• _LISTED ENTRIES_:
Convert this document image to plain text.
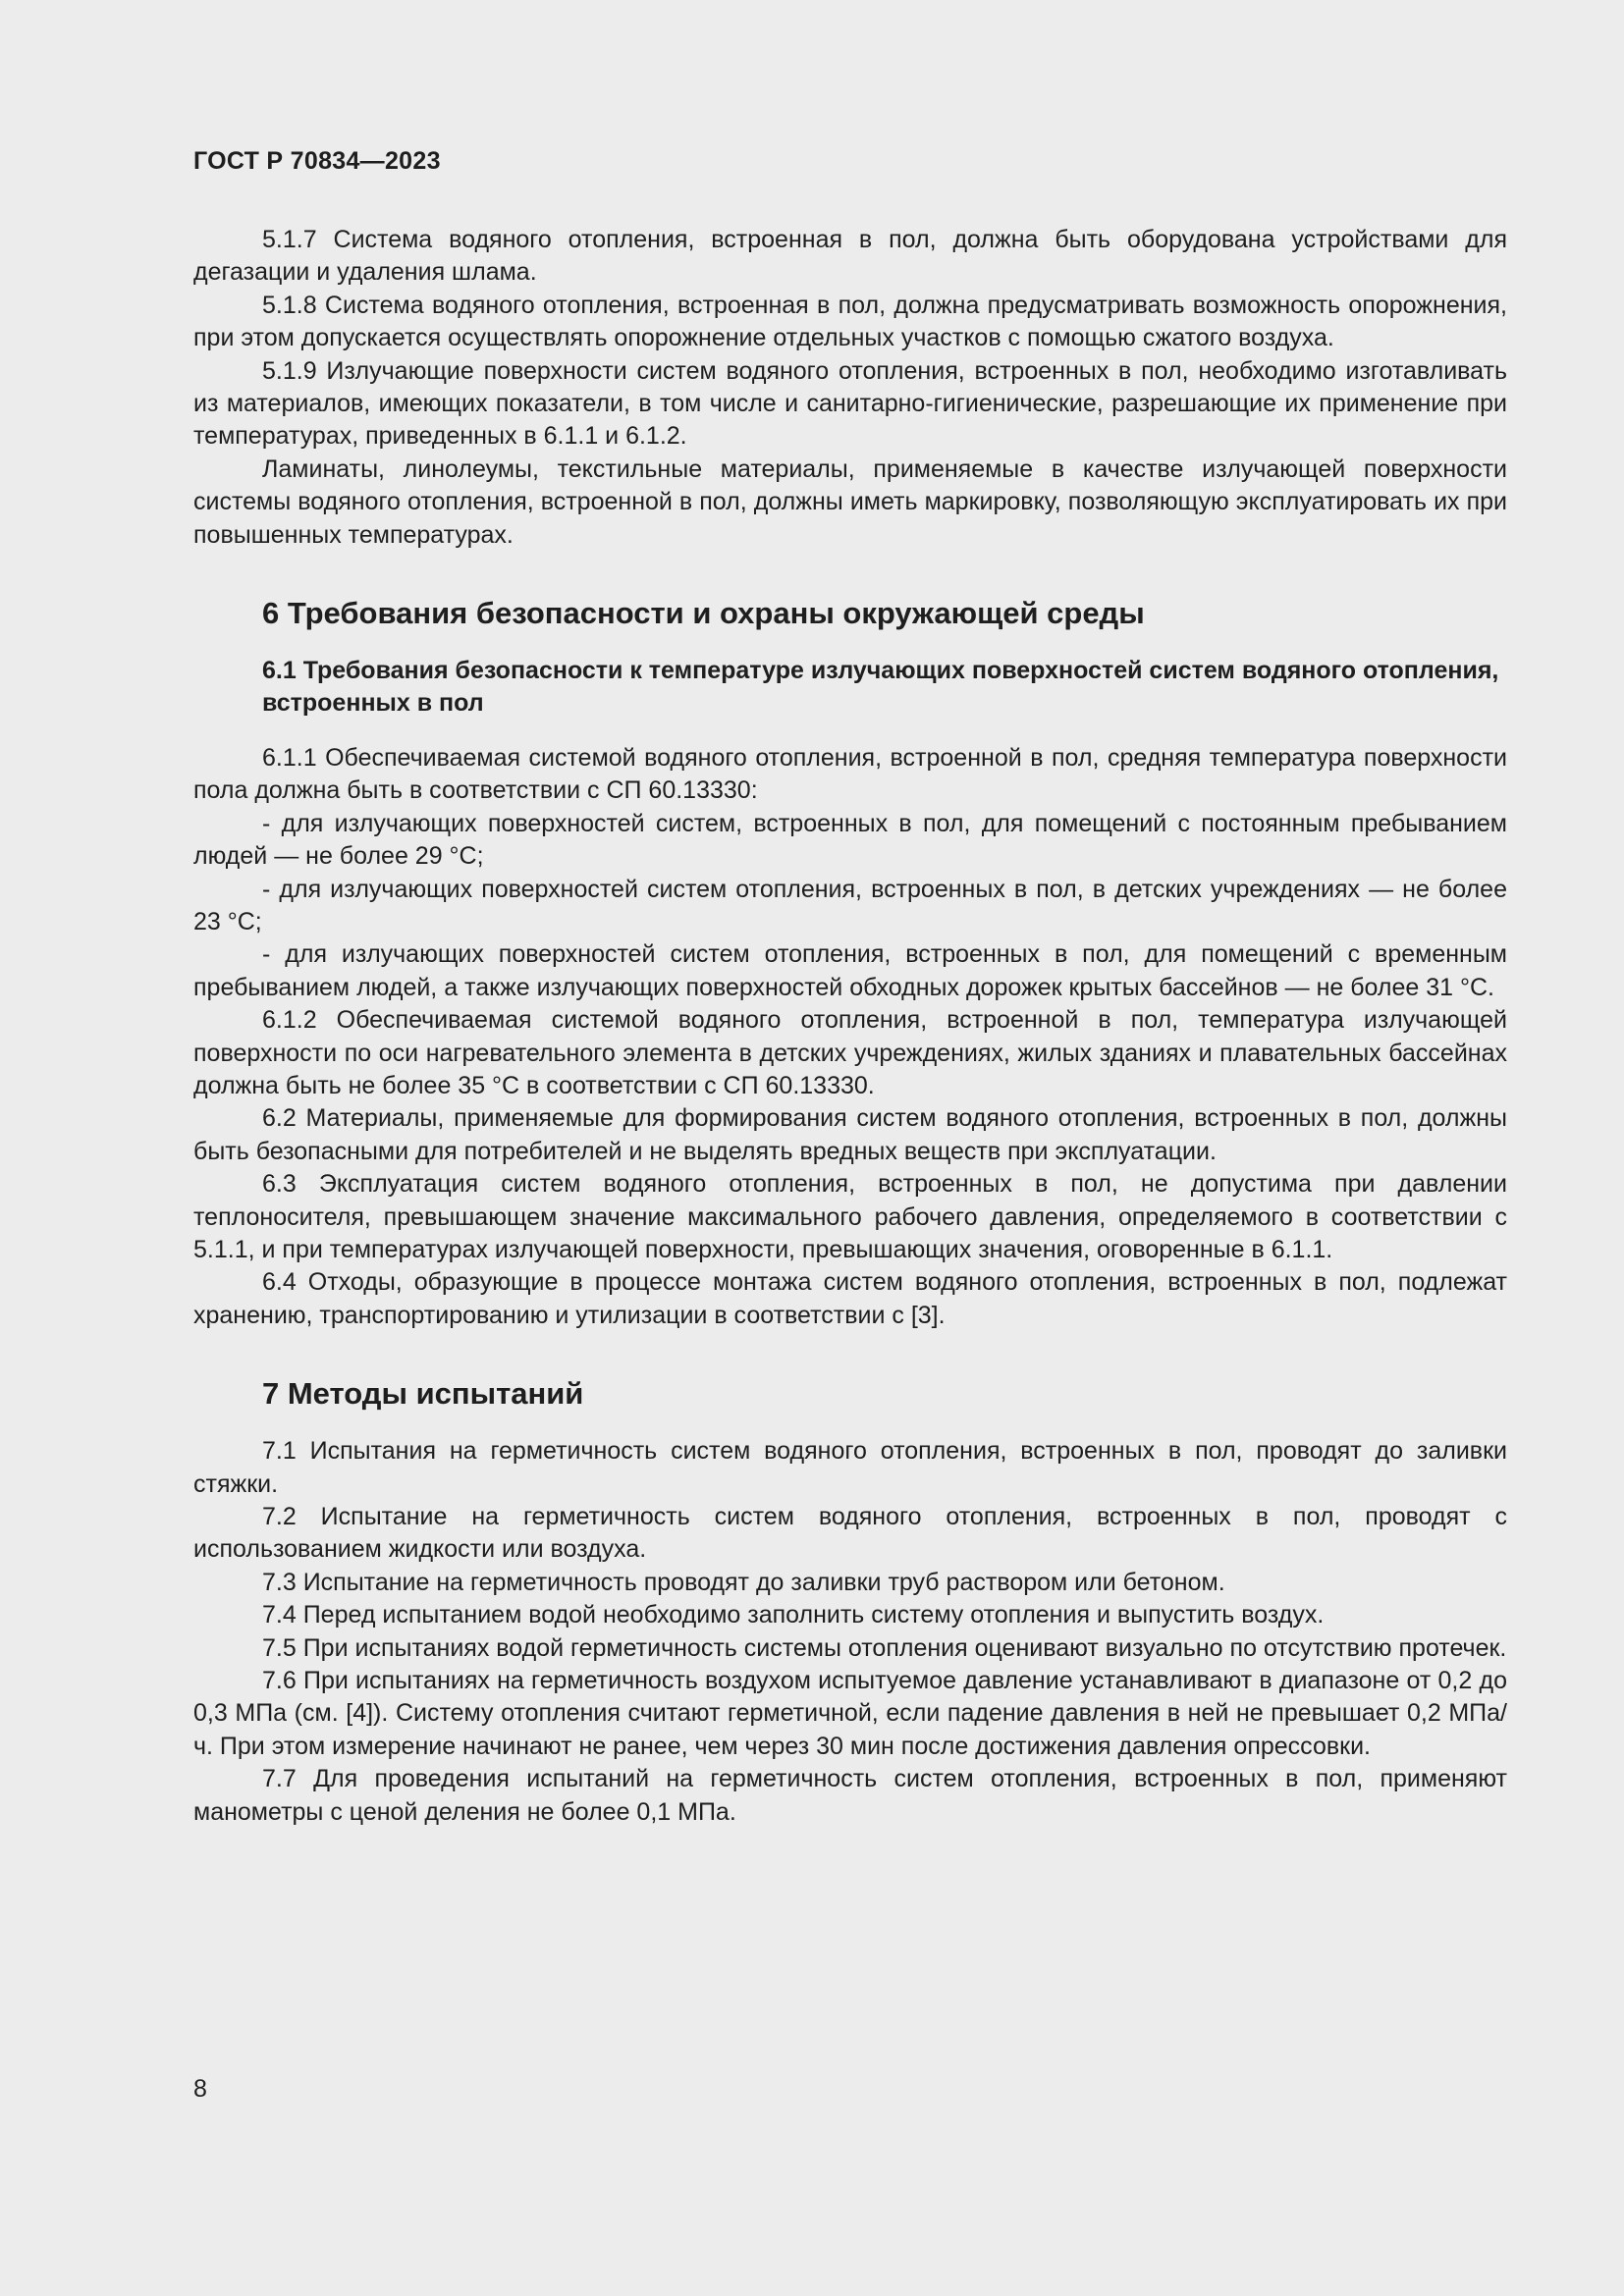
ГОСТ Р 70834—2023

5.1.7 Система водяного отопления, встроенная в пол, должна быть оборудована устройствами для дегазации и удаления шлама.

5.1.8 Система водяного отопления, встроенная в пол, должна предусматривать возможность опорожнения, при этом допускается осуществлять опорожнение отдельных участков с помощью сжатого воздуха.

5.1.9 Излучающие поверхности систем водяного отопления, встроенных в пол, необходимо изготавливать из материалов, имеющих показатели, в том числе и санитарно-гигиенические, разрешающие их применение при температурах, приведенных в 6.1.1 и 6.1.2.

Ламинаты, линолеумы, текстильные материалы, применяемые в качестве излучающей поверхности системы водяного отопления, встроенной в пол, должны иметь маркировку, позволяющую эксплуатировать их при повышенных температурах.

6 Требования безопасности и охраны окружающей среды
6.1 Требования безопасности к температуре излучающих поверхностей систем водяного отопления, встроенных в пол

6.1.1 Обеспечиваемая системой водяного отопления, встроенной в пол, средняя температура поверхности пола должна быть в соответствии с СП 60.13330:

- для излучающих поверхностей систем, встроенных в пол, для помещений с постоянным пребыванием людей — не более 29 °С;

- для излучающих поверхностей систем отопления, встроенных в пол, в детских учреждениях — не более 23 °С;

- для излучающих поверхностей систем отопления, встроенных в пол, для помещений с временным пребыванием людей, а также излучающих поверхностей обходных дорожек крытых бассейнов — не более 31 °С.

6.1.2 Обеспечиваемая системой водяного отопления, встроенной в пол, температура излучающей поверхности по оси нагревательного элемента в детских учреждениях, жилых зданиях и плавательных бассейнах должна быть не более 35 °С в соответствии с СП 60.13330.

6.2 Материалы, применяемые для формирования систем водяного отопления, встроенных в пол, должны быть безопасными для потребителей и не выделять вредных веществ при эксплуатации.

6.3 Эксплуатация систем водяного отопления, встроенных в пол, не допустима при давлении теплоносителя, превышающем значение максимального рабочего давления, определяемого в соответствии с 5.1.1, и при температурах излучающей поверхности, превышающих значения, оговоренные в 6.1.1.

6.4 Отходы, образующие в процессе монтажа систем водяного отопления, встроенных в пол, подлежат хранению, транспортированию и утилизации в соответствии с [3].

7 Методы испытаний

7.1 Испытания на герметичность систем водяного отопления, встроенных в пол, проводят до заливки стяжки.

7.2 Испытание на герметичность систем водяного отопления, встроенных в пол, проводят с использованием жидкости или воздуха.

7.3 Испытание на герметичность проводят до заливки труб раствором или бетоном.

7.4 Перед испытанием водой необходимо заполнить систему отопления и выпустить воздух.

7.5 При испытаниях водой герметичность системы отопления оценивают визуально по отсутствию протечек.

7.6 При испытаниях на герметичность воздухом испытуемое давление устанавливают в диапазоне от 0,2 до 0,3 МПа (см. [4]). Систему отопления считают герметичной, если падение давления в ней не превышает 0,2 МПа/ч. При этом измерение начинают не ранее, чем через 30 мин после достижения давления опрессовки.

7.7 Для проведения испытаний на герметичность систем отопления, встроенных в пол, применяют манометры с ценой деления не более 0,1 МПа.

8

• _TASK DESCRIPTION_:
Identify all lines where the word "Система" shows up. Copy them.

• _ANSWER IN FULL_:
5.1.7 Система водяного отопления, встроенная в пол, должна быть оборудована устройствами для дегазации и удаления шлама.
5.1.8 Система водяного отопления, встроенная в пол, должна предусматривать возможность опорожнения, при этом допускается осуществлять опорожнение отдельных участков с помощью сжатого воздуха.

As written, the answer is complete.